- [Aim of the exercise]: Each entry below is to be extracted exactly.

- [Given information]:
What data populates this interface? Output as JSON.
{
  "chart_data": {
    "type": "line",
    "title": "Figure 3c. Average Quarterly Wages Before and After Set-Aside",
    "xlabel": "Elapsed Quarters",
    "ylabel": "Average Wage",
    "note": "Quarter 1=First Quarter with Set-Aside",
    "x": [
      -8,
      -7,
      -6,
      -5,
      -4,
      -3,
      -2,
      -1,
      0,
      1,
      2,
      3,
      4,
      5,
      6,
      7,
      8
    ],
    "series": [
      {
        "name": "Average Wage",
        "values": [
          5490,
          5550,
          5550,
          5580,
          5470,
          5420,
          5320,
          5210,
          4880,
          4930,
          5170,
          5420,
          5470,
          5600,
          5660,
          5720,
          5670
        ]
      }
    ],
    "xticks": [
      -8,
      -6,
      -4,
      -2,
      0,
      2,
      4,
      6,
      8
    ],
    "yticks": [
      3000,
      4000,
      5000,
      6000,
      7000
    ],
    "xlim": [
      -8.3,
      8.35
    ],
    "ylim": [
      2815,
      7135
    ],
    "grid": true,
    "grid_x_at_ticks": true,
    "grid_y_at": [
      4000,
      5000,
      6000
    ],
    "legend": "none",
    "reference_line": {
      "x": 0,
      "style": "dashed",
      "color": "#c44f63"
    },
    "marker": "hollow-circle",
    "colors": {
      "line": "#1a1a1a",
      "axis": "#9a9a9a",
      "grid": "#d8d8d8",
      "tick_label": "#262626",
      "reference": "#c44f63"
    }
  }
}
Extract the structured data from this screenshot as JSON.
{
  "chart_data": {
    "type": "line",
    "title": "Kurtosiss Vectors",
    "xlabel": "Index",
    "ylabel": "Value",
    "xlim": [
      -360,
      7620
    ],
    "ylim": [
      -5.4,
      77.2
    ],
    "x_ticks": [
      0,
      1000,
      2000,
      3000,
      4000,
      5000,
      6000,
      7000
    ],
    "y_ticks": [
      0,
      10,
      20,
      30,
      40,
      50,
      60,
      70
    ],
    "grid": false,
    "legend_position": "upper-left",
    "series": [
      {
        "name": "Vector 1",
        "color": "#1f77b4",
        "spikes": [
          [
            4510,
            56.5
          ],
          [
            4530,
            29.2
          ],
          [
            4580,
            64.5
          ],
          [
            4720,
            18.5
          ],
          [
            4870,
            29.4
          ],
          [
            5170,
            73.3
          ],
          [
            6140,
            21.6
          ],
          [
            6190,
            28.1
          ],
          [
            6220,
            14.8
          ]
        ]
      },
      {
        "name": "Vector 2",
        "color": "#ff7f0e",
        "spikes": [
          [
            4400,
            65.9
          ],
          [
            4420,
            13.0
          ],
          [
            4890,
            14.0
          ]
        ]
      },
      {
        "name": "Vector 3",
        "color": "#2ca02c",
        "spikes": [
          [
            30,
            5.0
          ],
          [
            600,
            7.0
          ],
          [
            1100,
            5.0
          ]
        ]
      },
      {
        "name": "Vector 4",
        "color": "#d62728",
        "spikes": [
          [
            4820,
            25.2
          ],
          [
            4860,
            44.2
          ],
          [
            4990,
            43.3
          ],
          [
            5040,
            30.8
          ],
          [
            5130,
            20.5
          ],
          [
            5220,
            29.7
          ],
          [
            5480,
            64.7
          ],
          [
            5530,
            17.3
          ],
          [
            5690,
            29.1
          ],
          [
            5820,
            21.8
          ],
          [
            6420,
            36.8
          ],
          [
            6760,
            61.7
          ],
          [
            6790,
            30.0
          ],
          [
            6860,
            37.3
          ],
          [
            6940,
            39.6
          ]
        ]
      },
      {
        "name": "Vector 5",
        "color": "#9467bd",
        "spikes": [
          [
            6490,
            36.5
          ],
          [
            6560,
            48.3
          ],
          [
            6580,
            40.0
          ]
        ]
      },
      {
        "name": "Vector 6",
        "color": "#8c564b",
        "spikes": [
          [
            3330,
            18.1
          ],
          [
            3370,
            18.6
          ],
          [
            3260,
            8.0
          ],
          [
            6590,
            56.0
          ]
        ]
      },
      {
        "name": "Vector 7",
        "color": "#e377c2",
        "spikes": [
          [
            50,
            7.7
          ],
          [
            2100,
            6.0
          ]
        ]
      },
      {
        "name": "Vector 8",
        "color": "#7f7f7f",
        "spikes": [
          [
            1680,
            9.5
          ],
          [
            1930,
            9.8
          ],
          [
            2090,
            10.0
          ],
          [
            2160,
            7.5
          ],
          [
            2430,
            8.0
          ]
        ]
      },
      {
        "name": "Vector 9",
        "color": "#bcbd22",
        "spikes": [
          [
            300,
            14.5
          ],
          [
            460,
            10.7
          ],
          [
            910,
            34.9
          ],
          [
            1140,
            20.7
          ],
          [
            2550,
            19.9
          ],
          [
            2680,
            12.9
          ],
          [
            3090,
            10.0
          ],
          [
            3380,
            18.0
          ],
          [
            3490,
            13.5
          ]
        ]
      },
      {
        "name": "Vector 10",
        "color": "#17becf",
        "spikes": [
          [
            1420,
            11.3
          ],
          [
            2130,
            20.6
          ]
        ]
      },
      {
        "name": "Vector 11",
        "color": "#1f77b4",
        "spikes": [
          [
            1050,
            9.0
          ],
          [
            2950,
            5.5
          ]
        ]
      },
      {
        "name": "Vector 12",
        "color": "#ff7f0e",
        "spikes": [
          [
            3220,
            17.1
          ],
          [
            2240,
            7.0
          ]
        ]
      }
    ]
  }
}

- [Solution to this task]:
What data populates this interface? Output as JSON.
{
  "chart_data": {
    "type": "line",
    "title": "Figure 3c. Average Quarterly Wages Before and After Set-Aside",
    "xlabel": "Elapsed Quarters",
    "ylabel": "Average Wage",
    "note": "Quarter 1=First Quarter with Set-Aside",
    "x": [
      -8,
      -7,
      -6,
      -5,
      -4,
      -3,
      -2,
      -1,
      0,
      1,
      2,
      3,
      4,
      5,
      6,
      7,
      8
    ],
    "series": [
      {
        "name": "Average Wage",
        "values": [
          5490,
          5550,
          5550,
          5580,
          5470,
          5420,
          5320,
          5210,
          4880,
          4930,
          5170,
          5420,
          5470,
          5600,
          5660,
          5720,
          5670
        ]
      }
    ],
    "xticks": [
      -8,
      -6,
      -4,
      -2,
      0,
      2,
      4,
      6,
      8
    ],
    "yticks": [
      3000,
      4000,
      5000,
      6000,
      7000
    ],
    "xlim": [
      -8.3,
      8.35
    ],
    "ylim": [
      2815,
      7135
    ],
    "grid": true,
    "grid_x_at_ticks": true,
    "grid_y_at": [
      4000,
      5000,
      6000
    ],
    "legend": "none",
    "reference_line": {
      "x": 0,
      "style": "dashed",
      "color": "#c44f63"
    },
    "marker": "hollow-circle",
    "colors": {
      "line": "#1a1a1a",
      "axis": "#9a9a9a",
      "grid": "#d8d8d8",
      "tick_label": "#262626",
      "reference": "#c44f63"
    }
  }
}
Extract the structured data from this screenshot as JSON.
{
  "chart_data": {
    "type": "line",
    "title": "Kurtosiss Vectors",
    "xlabel": "Index",
    "ylabel": "Value",
    "xlim": [
      -360,
      7620
    ],
    "ylim": [
      -5.4,
      77.2
    ],
    "x_ticks": [
      0,
      1000,
      2000,
      3000,
      4000,
      5000,
      6000,
      7000
    ],
    "y_ticks": [
      0,
      10,
      20,
      30,
      40,
      50,
      60,
      70
    ],
    "grid": false,
    "legend_position": "upper-left",
    "series": [
      {
        "name": "Vector 1",
        "color": "#1f77b4",
        "spikes": [
          [
            4510,
            56.5
          ],
          [
            4530,
            29.2
          ],
          [
            4580,
            64.5
          ],
          [
            4720,
            18.5
          ],
          [
            4870,
            29.4
          ],
          [
            5170,
            73.3
          ],
          [
            6140,
            21.6
          ],
          [
            6190,
            28.1
          ],
          [
            6220,
            14.8
          ]
        ]
      },
      {
        "name": "Vector 2",
        "color": "#ff7f0e",
        "spikes": [
          [
            4400,
            65.9
          ],
          [
            4420,
            13.0
          ],
          [
            4890,
            14.0
          ]
        ]
      },
      {
        "name": "Vector 3",
        "color": "#2ca02c",
        "spikes": [
          [
            30,
            5.0
          ],
          [
            600,
            7.0
          ],
          [
            1100,
            5.0
          ]
        ]
      },
      {
        "name": "Vector 4",
        "color": "#d62728",
        "spikes": [
          [
            4820,
            25.2
          ],
          [
            4860,
            44.2
          ],
          [
            4990,
            43.3
          ],
          [
            5040,
            30.8
          ],
          [
            5130,
            20.5
          ],
          [
            5220,
            29.7
          ],
          [
            5480,
            64.7
          ],
          [
            5530,
            17.3
          ],
          [
            5690,
            29.1
          ],
          [
            5820,
            21.8
          ],
          [
            6420,
            36.8
          ],
          [
            6760,
            61.7
          ],
          [
            6790,
            30.0
          ],
          [
            6860,
            37.3
          ],
          [
            6940,
            39.6
          ]
        ]
      },
      {
        "name": "Vector 5",
        "color": "#9467bd",
        "spikes": [
          [
            6490,
            36.5
          ],
          [
            6560,
            48.3
          ],
          [
            6580,
            40.0
          ]
        ]
      },
      {
        "name": "Vector 6",
        "color": "#8c564b",
        "spikes": [
          [
            3330,
            18.1
          ],
          [
            3370,
            18.6
          ],
          [
            3260,
            8.0
          ],
          [
            6590,
            56.0
          ]
        ]
      },
      {
        "name": "Vector 7",
        "color": "#e377c2",
        "spikes": [
          [
            50,
            7.7
          ],
          [
            2100,
            6.0
          ]
        ]
      },
      {
        "name": "Vector 8",
        "color": "#7f7f7f",
        "spikes": [
          [
            1680,
            9.5
          ],
          [
            1930,
            9.8
          ],
          [
            2090,
            10.0
          ],
          [
            2160,
            7.5
          ],
          [
            2430,
            8.0
          ]
        ]
      },
      {
        "name": "Vector 9",
        "color": "#bcbd22",
        "spikes": [
          [
            300,
            14.5
          ],
          [
            460,
            10.7
          ],
          [
            910,
            34.9
          ],
          [
            1140,
            20.7
          ],
          [
            2550,
            19.9
          ],
          [
            2680,
            12.9
          ],
          [
            3090,
            10.0
          ],
          [
            3380,
            18.0
          ],
          [
            3490,
            13.5
          ]
        ]
      },
      {
        "name": "Vector 10",
        "color": "#17becf",
        "spikes": [
          [
            1420,
            11.3
          ],
          [
            2130,
            20.6
          ]
        ]
      },
      {
        "name": "Vector 11",
        "color": "#1f77b4",
        "spikes": [
          [
            1050,
            9.0
          ],
          [
            2950,
            5.5
          ]
        ]
      },
      {
        "name": "Vector 12",
        "color": "#ff7f0e",
        "spikes": [
          [
            3220,
            17.1
          ],
          [
            2240,
            7.0
          ]
        ]
      }
    ]
  }
}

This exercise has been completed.